Filter the entries that follow, copying every line in which the word "French" appears.

··· Task material ···

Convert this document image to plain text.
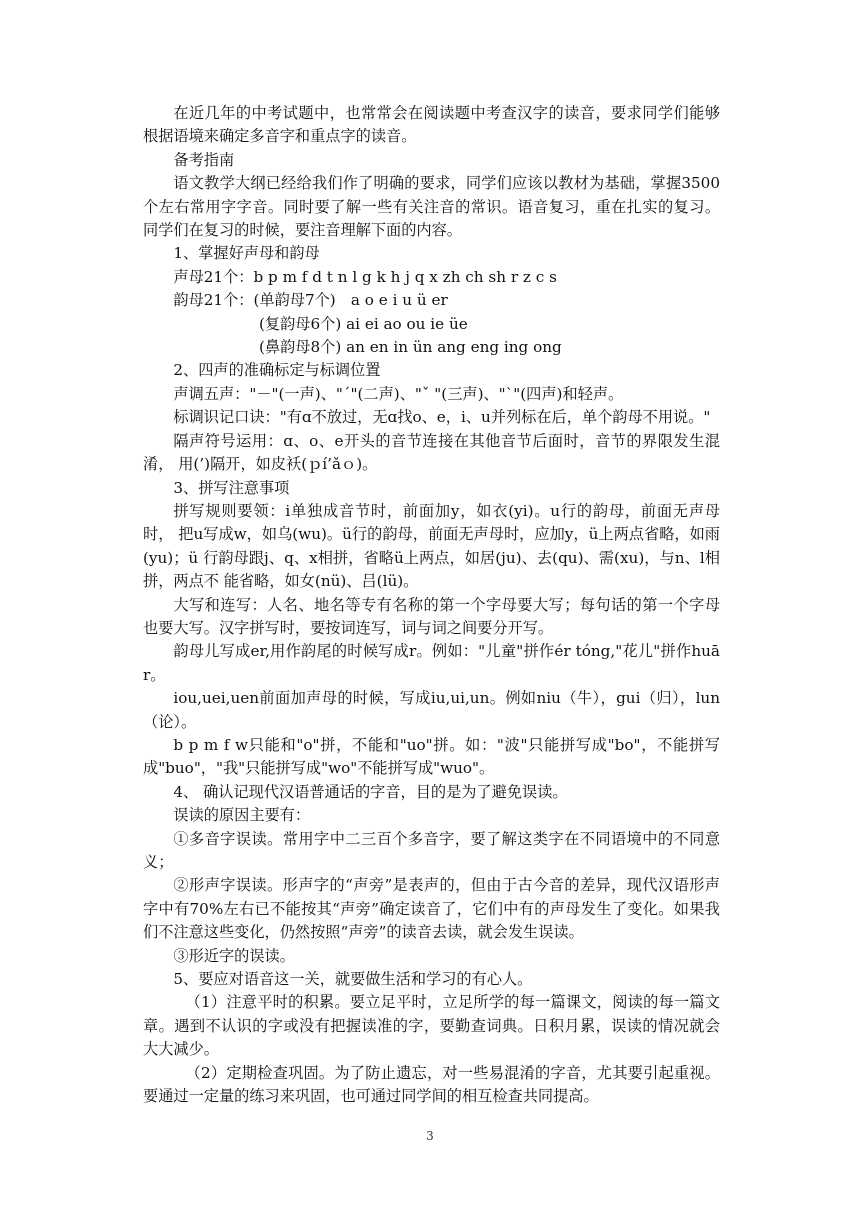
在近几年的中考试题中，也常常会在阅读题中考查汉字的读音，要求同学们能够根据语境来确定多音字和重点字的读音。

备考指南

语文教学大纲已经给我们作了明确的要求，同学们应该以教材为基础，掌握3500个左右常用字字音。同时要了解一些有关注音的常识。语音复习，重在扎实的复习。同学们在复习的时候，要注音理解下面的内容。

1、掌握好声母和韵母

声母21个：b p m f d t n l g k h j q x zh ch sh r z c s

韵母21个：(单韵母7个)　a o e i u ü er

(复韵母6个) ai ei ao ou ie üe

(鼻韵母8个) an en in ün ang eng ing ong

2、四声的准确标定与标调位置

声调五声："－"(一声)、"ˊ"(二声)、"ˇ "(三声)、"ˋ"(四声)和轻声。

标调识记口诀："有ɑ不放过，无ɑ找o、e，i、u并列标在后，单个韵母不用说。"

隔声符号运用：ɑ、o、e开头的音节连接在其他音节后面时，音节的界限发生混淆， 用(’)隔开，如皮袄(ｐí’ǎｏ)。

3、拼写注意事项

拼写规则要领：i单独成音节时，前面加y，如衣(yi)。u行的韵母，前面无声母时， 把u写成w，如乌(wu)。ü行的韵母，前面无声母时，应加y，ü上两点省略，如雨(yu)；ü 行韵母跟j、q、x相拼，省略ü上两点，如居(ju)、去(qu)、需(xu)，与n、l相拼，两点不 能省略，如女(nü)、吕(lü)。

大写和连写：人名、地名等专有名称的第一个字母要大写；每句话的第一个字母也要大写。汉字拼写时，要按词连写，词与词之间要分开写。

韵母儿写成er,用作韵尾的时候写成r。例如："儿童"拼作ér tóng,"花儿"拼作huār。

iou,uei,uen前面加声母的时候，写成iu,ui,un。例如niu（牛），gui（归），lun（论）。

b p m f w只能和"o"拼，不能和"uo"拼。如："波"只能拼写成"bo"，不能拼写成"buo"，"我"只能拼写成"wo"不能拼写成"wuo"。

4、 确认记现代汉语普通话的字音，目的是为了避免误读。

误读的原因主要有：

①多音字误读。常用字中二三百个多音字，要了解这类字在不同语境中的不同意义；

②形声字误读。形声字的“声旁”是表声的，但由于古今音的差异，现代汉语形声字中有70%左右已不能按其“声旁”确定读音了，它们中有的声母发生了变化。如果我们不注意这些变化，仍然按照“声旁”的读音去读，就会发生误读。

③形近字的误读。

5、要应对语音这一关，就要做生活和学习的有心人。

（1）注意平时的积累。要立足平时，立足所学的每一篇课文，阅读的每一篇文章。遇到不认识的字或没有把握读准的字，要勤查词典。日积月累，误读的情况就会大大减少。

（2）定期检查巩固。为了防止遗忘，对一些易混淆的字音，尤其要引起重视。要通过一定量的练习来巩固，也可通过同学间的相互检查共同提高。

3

···
··· Task material ···

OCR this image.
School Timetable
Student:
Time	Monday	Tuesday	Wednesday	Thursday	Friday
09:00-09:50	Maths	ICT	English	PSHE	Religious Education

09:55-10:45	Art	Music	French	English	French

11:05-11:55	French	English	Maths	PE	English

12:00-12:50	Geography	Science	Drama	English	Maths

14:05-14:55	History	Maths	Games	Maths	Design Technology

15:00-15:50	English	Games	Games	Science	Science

···

| Task solution |
09:55-10:45	Art	Music	French	English	French
11:05-11:55	French	English	Maths	PE	English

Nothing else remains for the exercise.